WHAT THIS TASK INVOLVES >> Identify all lines in the listing that include the word "name", and copy them out.

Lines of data
━━━━━━━━━━━━━━━━━━━━━━━━━━━━━━

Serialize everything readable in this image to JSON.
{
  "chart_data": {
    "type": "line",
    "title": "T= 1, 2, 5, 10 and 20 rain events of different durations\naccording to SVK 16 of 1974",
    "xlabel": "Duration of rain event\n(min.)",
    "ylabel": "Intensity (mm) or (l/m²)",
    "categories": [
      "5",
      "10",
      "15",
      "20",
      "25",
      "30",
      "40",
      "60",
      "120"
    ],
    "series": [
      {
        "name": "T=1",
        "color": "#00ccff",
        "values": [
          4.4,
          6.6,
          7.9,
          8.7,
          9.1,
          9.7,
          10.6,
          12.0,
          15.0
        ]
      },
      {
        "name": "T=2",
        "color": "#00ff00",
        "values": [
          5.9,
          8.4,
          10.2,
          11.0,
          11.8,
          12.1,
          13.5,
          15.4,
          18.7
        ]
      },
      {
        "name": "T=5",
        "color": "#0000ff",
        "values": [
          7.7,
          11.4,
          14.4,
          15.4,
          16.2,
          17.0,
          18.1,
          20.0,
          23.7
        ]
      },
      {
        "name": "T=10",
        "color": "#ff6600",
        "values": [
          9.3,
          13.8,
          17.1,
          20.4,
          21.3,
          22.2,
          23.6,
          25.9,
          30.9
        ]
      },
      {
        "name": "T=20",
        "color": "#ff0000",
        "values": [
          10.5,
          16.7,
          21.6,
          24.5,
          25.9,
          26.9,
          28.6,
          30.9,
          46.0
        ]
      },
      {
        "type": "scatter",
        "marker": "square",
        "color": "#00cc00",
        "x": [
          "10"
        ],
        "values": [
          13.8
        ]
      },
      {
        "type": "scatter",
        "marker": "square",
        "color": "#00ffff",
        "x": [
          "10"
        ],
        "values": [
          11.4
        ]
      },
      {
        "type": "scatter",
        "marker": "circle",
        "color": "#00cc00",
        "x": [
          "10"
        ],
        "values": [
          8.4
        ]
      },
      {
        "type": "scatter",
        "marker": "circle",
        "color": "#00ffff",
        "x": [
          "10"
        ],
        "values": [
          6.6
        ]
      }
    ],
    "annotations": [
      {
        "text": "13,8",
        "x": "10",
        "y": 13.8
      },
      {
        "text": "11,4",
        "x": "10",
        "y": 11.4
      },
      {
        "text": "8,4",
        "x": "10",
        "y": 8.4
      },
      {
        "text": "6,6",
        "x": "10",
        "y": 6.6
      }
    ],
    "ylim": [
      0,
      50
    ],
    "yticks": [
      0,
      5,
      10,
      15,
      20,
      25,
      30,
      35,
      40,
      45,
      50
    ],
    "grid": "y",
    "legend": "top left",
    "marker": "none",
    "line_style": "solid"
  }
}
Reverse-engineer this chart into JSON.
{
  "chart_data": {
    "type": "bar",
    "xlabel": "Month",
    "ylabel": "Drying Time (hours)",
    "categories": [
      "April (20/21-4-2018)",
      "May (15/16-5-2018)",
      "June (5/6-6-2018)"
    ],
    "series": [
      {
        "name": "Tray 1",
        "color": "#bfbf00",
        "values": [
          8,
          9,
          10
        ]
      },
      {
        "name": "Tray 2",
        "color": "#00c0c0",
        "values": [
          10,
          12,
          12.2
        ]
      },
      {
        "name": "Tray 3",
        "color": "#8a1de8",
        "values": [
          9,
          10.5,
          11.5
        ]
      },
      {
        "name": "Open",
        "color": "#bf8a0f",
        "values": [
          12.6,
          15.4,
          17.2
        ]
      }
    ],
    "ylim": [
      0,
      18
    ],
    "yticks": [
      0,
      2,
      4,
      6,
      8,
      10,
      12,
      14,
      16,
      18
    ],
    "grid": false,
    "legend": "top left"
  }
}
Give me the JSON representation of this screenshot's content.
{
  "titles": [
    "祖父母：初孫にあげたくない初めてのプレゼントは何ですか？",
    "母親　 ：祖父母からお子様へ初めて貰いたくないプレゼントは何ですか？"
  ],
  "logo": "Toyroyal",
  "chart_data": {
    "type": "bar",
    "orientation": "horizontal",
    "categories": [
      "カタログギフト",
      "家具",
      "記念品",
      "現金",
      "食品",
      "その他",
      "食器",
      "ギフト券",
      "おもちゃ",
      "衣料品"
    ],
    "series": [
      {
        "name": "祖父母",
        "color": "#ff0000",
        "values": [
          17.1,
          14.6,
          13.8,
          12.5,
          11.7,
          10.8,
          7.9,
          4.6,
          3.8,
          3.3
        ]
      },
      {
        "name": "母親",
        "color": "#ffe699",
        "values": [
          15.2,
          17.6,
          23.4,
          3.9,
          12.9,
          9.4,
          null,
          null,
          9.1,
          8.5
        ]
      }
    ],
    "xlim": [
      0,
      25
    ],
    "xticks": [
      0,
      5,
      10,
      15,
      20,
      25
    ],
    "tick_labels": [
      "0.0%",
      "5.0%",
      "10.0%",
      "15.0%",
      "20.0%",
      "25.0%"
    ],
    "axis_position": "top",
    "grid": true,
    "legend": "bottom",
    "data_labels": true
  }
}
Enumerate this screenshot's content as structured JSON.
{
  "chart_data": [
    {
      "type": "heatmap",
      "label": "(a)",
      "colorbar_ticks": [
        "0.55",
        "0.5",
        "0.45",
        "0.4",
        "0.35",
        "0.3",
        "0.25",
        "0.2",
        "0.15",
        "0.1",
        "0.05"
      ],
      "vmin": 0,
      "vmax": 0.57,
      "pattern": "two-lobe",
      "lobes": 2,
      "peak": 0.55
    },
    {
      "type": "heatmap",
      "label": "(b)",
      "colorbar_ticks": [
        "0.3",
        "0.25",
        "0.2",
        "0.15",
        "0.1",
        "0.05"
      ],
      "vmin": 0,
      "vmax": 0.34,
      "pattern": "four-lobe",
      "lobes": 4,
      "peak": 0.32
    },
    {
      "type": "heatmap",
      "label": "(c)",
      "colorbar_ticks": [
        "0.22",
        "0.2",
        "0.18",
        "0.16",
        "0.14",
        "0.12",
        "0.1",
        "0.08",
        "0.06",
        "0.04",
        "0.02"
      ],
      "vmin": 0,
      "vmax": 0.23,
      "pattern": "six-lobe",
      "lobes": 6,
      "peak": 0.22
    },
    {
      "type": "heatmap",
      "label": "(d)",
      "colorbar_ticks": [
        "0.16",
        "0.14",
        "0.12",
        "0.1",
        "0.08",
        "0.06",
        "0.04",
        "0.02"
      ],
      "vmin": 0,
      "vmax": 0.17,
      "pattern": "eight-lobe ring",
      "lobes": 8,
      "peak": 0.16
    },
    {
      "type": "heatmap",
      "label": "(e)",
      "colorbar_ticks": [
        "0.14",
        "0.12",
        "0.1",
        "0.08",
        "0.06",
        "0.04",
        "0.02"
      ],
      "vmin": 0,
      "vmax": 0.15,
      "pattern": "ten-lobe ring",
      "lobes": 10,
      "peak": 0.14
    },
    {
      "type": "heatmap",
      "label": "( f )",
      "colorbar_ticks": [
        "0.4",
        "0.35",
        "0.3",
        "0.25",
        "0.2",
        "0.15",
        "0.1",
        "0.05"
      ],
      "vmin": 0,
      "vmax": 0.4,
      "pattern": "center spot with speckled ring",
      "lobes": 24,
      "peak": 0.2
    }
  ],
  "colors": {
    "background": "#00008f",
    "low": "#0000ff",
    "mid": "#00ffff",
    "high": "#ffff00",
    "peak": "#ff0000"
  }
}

━━━━━━━━━━━━━━━━━━━━━━━━━━━━━━

PROBLEM SOLUTION >>
        "name": "T=1",
        "name": "T=2",
        "name": "T=5",
        "name": "T=10",
        "name": "T=20",
        "name": "Tray 1",
        "name": "Tray 2",
        "name": "Tray 3",
        "name": "Open",
        "name": "祖父母",
        "name": "母親",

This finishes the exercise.